* **TEXTE À LIRE**:
************
Tout savoir sur : Le créateur du smartphone à 4 euros sous le coup d’une enquête
Il y a un mois et demi, nous vous présentions le Freedom251, un smartphone commercialisé par une entreprise indienne appelée Ringing Bells. La particularité de ce téléphone : être vendu à 251 roupies, soit 3,2 euros. Un prix dix fois inférieur au prix du smartphone le moins cher chez les marques les plus connues d’Inde (Intex et Lava, notamment, deux spécialistes du low-cost dans le sous-continent). Evidemment, une telle annonce a fait beaucoup de bruit tout autour du globe. Et les spéculations ont fusées. Le téléphone est-il subventionné ? Est-il en vente libre ? Les stocks sont-ils limités ? Et surtout, où est l’arnaque ?
Une offre trop belle pour être vraie
Car c’est bien cela le problème : l’offre paraît vraiment trop belle pour être vraie. Pour rappel, voici quelques éléments de la fiche technique présentée par Ringing Bells pour le Freedom251 : écran IPS qHD de 4 pouces, Android Lollipop (dont la surcouche présente des icônes en provenance directe d’iOS), chipset quad-core cadencé à 1,3 GHz, 1 Go de RAM, 8 Go de stockage extensible, batterie 1450 mAh, capteur photo 3 mégapixels, webcam VGA et deux ports SIM.
************
* **LIGNES**:
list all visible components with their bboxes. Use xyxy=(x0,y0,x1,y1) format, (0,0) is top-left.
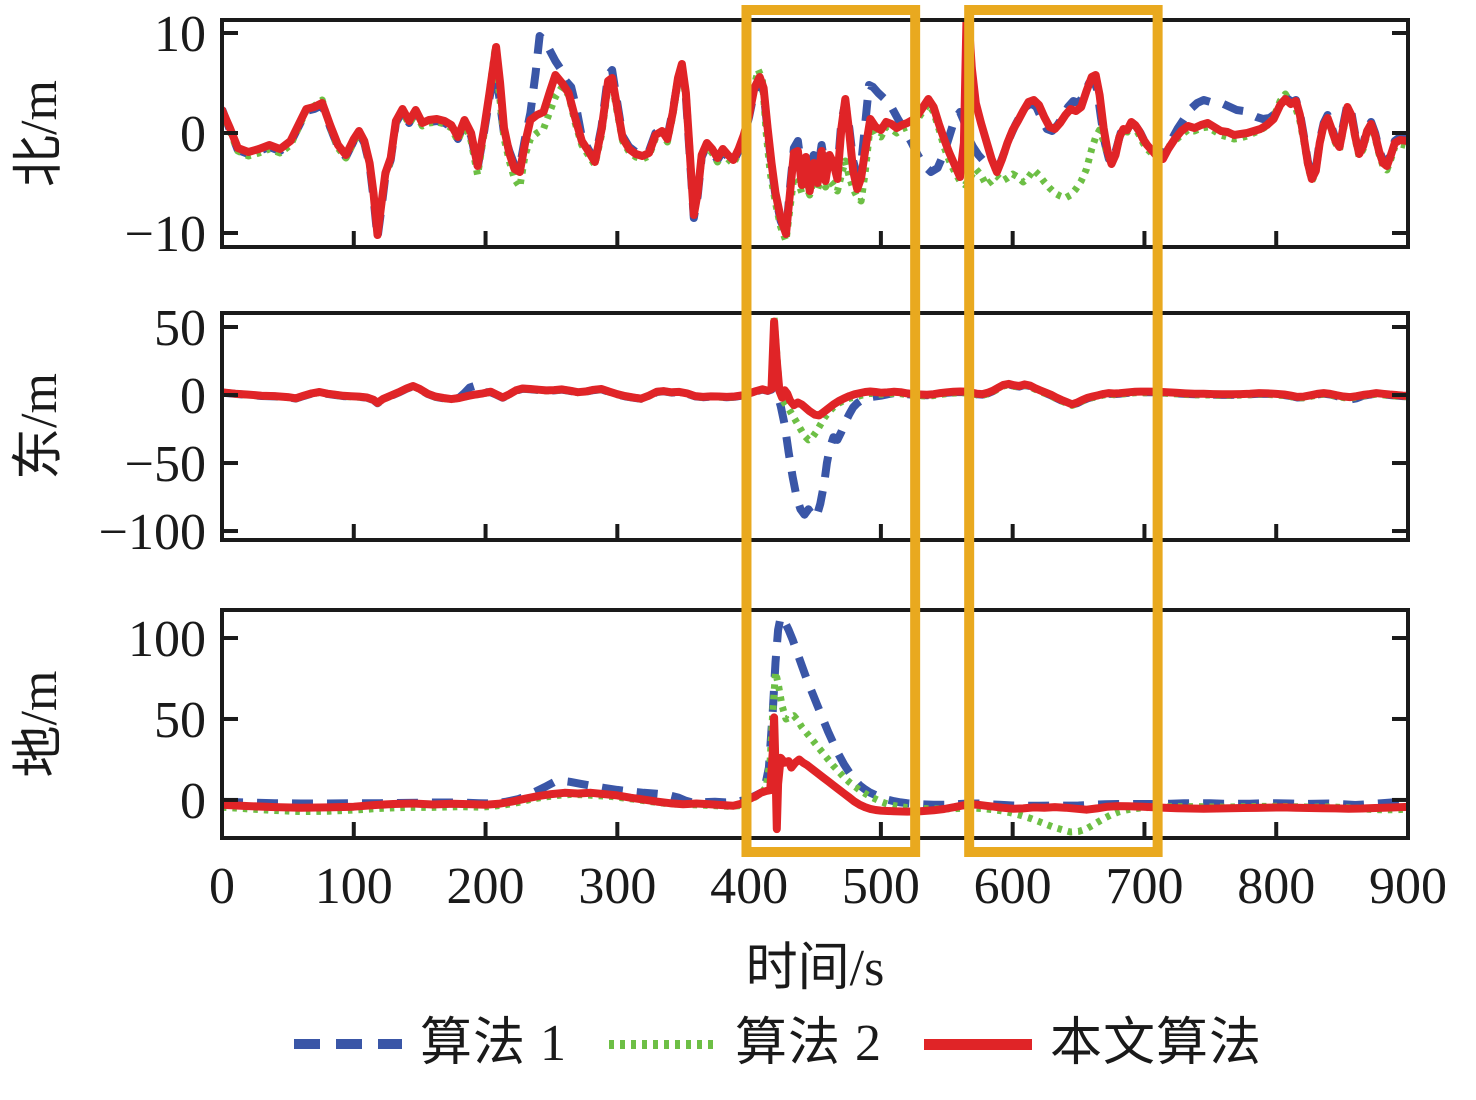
xtick-label-400: 400 xyxy=(710,858,788,915)
series-east-solid xyxy=(222,317,1408,420)
ytick-label-down-100: 100 xyxy=(128,611,206,668)
ylabel-down: 地/m xyxy=(11,671,68,778)
highlight-box-1 xyxy=(741,5,921,857)
xtick-label-500: 500 xyxy=(842,858,920,915)
xtick-label-100: 100 xyxy=(315,858,393,915)
axes-frame-down xyxy=(220,608,1410,840)
subplot-north: 10 0 −10 北/m xyxy=(11,6,1410,263)
ytick-label-down-0: 0 xyxy=(180,773,206,830)
series-down-solid xyxy=(222,713,1408,834)
ytick-label-down-50: 50 xyxy=(154,692,206,749)
subplot-down: 100 50 0 地/m xyxy=(11,608,1410,840)
legend-item-alg1: 算法 1 xyxy=(293,1014,567,1074)
series-east-dotted xyxy=(222,314,1408,444)
series-down-dashed xyxy=(222,613,1408,810)
xtick-label-600: 600 xyxy=(974,858,1052,915)
ytick-label-east-0: 0 xyxy=(180,368,206,425)
subplot-east: 50 0 −50 −100 东/m xyxy=(11,300,1410,561)
xtick-label-300: 300 xyxy=(578,858,656,915)
xlabel: 时间/s xyxy=(746,940,885,997)
legend-line-alg2-dotted xyxy=(608,1039,717,1049)
legend-item-alg2: 算法 2 xyxy=(608,1014,882,1074)
ytick-label-north-0: 0 xyxy=(180,106,206,163)
ytick-label-east--50: −50 xyxy=(125,436,206,493)
series-north-dotted xyxy=(222,47,1408,245)
series-north-solid xyxy=(222,20,1408,239)
highlight-box-2 xyxy=(964,5,1163,857)
axes-frame-north xyxy=(220,18,1410,249)
legend-label-alg2: 算法 2 xyxy=(734,1015,882,1072)
xtick-label-900: 900 xyxy=(1369,858,1447,915)
legend-label-proposed: 本文算法 xyxy=(1050,1015,1263,1072)
ytick-label-north--10: −10 xyxy=(125,206,206,263)
axes-frame-east xyxy=(220,311,1410,542)
xtick-label-0: 0 xyxy=(209,858,235,915)
ytick-label-east--100: −100 xyxy=(99,504,206,561)
legend-label-alg1: 算法 1 xyxy=(419,1015,567,1072)
legend-item-proposed: 本文算法 xyxy=(924,1014,1262,1074)
legend: 算法 1 算法 2 本文算法 xyxy=(40,1014,1476,1074)
xtick-label-700: 700 xyxy=(1105,858,1183,915)
ytick-label-east-50: 50 xyxy=(154,300,206,357)
ytick-label-north-10: 10 xyxy=(154,6,206,63)
ylabel-north: 北/m xyxy=(11,80,68,187)
legend-line-alg1-dashed xyxy=(293,1039,402,1049)
series-east-dashed xyxy=(222,380,1408,522)
xtick-label-800: 800 xyxy=(1237,858,1315,915)
ylabel-east: 东/m xyxy=(11,373,68,480)
xtick-label-200: 200 xyxy=(447,858,525,915)
legend-line-proposed-solid xyxy=(924,1038,1032,1050)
************
* **DÉTAILS DE L'EXERCICE**: Écrivez la suite du texte sur le smartphone Freedom251, en reprenant juste après sa dernière phrase.

* **RÉPONSE CI-DESSOUS**:
Un équipement qui coûte, à la production une quarantaine d’euros environ. Evidemment, à 251 roupies, le succès a été considérable : 30 000 commandes ont été passées sur Internet dans les premières minutes, faisant tomber le serveur d’hébergement. Certains consommateurs les achetaient pas dizaines, certainement dans le but de les revendre ensuite. Des dizaines de consommateurs, incapables de commander le mobile sur Internet, se sont rendus au siège social de l’entreprise.
Un mobile qui cache (mal) son identité
La différence entre le prix indiqué par Ringing Bells et le coût des composants a éveillé quelques soupçons. D’abord, il s’avère que le smartphone n’est pas produit par Ringing Bells, ni par aucune usine en Inde, mais par Adcom, une marque d’origine chinoise. Pour preuve, les unités de test reçues en démonstration montraient une bande de typex au-dessus de l’écran. Le journaliste high-tech indien Vishal Mathur a publié sur son compte Twitter des photos du Freedom251 dont il a gratté la bande blanche : le logo d’Adcom apparaît en dessous. Il s’agirait donc de l’Ikon 4, un smartphone vendu habituellement par le fabricant chinois 60 dollars environ. Ce qui paraît plus logique.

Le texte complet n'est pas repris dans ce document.